**EXCERPTED TEXT**.
┄┄┄┄┄┄┄┄┄┄┄┄┄┄┄┄┄┄┄┄

# Welcome to DrywallTalk.com!



## Nathan (Oct 31, 2007)

Welcome to Drywall Forum, a new community dedicated to professional drywall contractors. 

This site is free of charge and easy to use. You can register by clicking here: http://www.drywallforum.com/register.php 

DrywallForum.com is a sister site of www.ContractorTalk.com which is for all contractors and all trades. Our goal with DrywallForum.com is not to take away from that site but to add a new outlet for people to discuss some of the more specific and technical aspects of the drywall industry.

We are open to any suggestions that you have. If you can think of a better way for us to organize this site or things we need to change let us know. We really want to stand out as a unique resource.

Thanks for stopping by, and please tell your friends.


----------



## Nathan (Oct 31, 2007)

There have been a few people finding this site recently and I just wanted to let everyone know that we will be officially launching the site in the first week of January. Until then feel free to post and tell your friends about the site but just know that we will really start pushing it then.

Thanks,
Nathan


----------



## Nathan (Oct 31, 2007)

Today we are launching DrywallTalk.com. Hope everyone enjoys it and it becomes a resource for the industry.

Thanks!


----------



## Brockster (Dec 15, 2007)

Nathan said:


> Today we are launching DrywallTalk.com. Hope everyone enjoys it and it becomes a resource for the industry.
> 
> Thanks!


That's not going to happen unless you change it over to a Spanish forum.:laughing:


----------



## Mudshark (Feb 8, 2009)

┄┄┄┄┄┄┄┄┄┄┄┄┄┄┄┄┄┄┄┄

**TASK INSTRUCTIONS**.
• 1. From the DrywallTalk.com welcome thread above, extract the passage from "DrywallForum.com is a" up to and including "the drywall industry.".
• 2. According to the DrywallTalk.com welcome thread, DrywallForum.com is a sister site of which website?
• 3. Proceed with the DrywallTalk.com welcome thread, writing on from the point at which it ends.

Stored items
┄┄┄┄┄┄┄┄┄┄┄┄┄┄┄┄┄┄┄┄

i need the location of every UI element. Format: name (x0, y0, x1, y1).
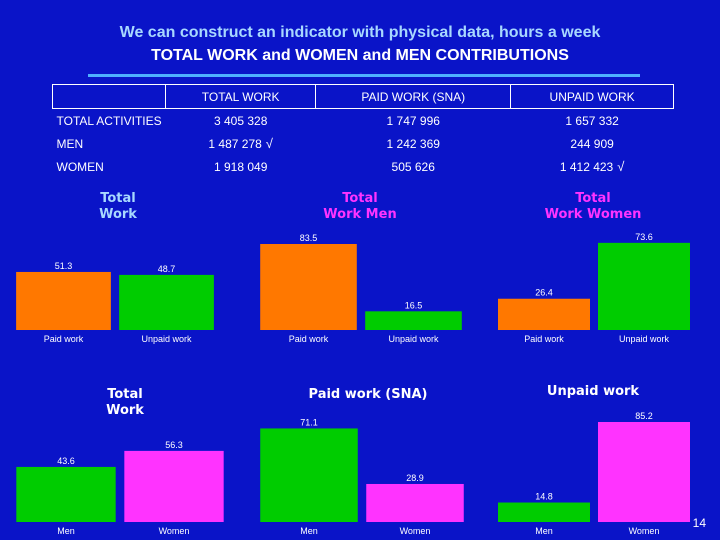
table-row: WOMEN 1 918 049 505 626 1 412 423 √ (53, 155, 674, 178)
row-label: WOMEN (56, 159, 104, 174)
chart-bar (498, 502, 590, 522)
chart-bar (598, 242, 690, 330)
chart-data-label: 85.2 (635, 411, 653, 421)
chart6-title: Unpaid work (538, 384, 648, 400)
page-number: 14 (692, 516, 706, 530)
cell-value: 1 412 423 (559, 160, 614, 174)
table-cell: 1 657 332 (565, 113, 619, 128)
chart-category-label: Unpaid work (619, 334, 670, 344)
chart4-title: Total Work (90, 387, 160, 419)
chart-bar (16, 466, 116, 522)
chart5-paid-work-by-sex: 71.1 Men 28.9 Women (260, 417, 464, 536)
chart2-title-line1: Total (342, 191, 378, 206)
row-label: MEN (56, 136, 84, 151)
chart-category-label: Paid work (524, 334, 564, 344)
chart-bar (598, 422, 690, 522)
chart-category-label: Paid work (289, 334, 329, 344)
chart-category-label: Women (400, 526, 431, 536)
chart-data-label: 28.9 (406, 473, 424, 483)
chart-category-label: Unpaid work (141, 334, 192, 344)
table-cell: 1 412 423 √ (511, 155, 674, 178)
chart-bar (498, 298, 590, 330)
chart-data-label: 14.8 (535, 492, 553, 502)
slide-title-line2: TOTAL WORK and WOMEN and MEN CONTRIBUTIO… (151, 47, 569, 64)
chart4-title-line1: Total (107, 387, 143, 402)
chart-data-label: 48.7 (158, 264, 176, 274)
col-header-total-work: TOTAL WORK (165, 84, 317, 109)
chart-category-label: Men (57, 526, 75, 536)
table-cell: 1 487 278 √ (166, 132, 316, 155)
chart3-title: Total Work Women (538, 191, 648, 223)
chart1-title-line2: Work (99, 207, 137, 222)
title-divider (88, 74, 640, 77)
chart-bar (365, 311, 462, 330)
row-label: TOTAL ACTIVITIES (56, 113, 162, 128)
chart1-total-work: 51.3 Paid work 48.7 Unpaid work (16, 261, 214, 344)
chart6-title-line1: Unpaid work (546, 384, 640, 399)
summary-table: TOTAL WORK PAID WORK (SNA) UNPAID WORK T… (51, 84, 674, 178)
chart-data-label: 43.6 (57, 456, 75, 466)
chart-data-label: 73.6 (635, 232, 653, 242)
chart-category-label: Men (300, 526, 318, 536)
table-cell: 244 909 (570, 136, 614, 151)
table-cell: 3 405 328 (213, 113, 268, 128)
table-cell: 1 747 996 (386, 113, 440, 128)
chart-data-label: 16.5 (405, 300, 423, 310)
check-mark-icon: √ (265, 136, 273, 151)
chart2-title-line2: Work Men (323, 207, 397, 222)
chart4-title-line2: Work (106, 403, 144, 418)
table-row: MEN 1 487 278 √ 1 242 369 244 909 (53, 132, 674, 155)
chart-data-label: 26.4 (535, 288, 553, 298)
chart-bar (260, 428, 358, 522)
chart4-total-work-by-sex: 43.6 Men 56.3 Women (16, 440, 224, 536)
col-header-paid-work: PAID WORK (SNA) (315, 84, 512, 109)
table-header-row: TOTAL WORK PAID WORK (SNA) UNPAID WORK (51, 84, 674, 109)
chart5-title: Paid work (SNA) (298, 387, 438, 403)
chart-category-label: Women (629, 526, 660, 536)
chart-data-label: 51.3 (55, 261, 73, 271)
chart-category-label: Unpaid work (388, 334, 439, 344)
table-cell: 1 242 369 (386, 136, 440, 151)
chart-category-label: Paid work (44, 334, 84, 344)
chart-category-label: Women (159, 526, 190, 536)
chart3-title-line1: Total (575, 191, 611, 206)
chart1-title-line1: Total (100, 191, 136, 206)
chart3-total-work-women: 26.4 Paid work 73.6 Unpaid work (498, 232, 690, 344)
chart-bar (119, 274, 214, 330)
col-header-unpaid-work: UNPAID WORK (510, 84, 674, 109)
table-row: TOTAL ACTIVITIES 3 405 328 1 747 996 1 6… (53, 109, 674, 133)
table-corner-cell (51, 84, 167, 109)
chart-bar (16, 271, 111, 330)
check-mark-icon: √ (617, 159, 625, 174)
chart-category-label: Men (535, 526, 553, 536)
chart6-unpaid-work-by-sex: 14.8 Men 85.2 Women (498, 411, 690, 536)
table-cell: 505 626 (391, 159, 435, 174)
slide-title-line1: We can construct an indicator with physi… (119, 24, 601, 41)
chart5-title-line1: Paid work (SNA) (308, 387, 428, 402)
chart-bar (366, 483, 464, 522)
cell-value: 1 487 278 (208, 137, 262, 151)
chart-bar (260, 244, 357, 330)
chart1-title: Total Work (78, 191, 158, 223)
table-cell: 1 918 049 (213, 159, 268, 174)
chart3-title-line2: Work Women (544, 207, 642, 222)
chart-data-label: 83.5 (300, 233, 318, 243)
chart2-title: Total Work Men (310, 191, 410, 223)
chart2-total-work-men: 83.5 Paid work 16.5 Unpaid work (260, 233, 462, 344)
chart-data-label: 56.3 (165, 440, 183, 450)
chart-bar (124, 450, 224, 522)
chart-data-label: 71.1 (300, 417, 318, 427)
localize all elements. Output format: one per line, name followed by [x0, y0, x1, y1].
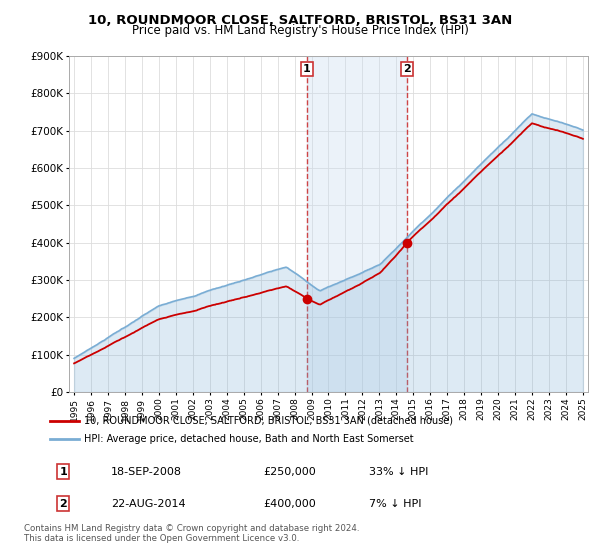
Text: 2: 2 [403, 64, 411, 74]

┄┄┄┄┄┄┄┄┄┄┄┄┄┄┄┄┄┄┄┄

**RESULTS FOR EACH TASK**.
• 1.
DrywallForum.com is a sister site of www.ContractorTalk.com which is for all contractors and all trades. Our goal with DrywallForum.com is not to take away from that site but to add a new outlet for people to discuss some of the more specific and technical aspects of the drywall industry.

• 2. www.ContractorTalk.com

• 3.
*Happy fourth birthday drywall talk*



Brockster said:


> That's not going to happen unless you change it over to a Spanish forum.:laughing:


 
HAPPY FOURTH BIRTHDAY DRYWALL TALK

Well Brockster, the forum didn't switch over to Spanish but 4 years later we do have members from Spain, Germany, France, Switzerland, Greece, Croatia, Romania, Wales, Scotland, Ireland, England, Norway, Sweden, Lebanon, Isreal, Afghanistan, China, Nigeria, Argentina, Mexico, USA, Canada and last but certainly not least Australia and New Zealand.


There are 2,732 members and 255 of them are active.
There are 2,602 threads and 47,863 posts. :yes:


----------



## Kiwiman (Jun 14, 2008)

Mudshark said:


> There are 2,732 members and 255 of them are active.
> There are 2,602 threads and 47,863 posts. :yes:


47,863 posts and most of them are from just one member, I won't say who but if you want a clue his name starts with a "2" :whistling2:
and out of those 47,863 posts, 165 of them contain the word "sheep" .


----------



## gazman (Apr 29, 2011)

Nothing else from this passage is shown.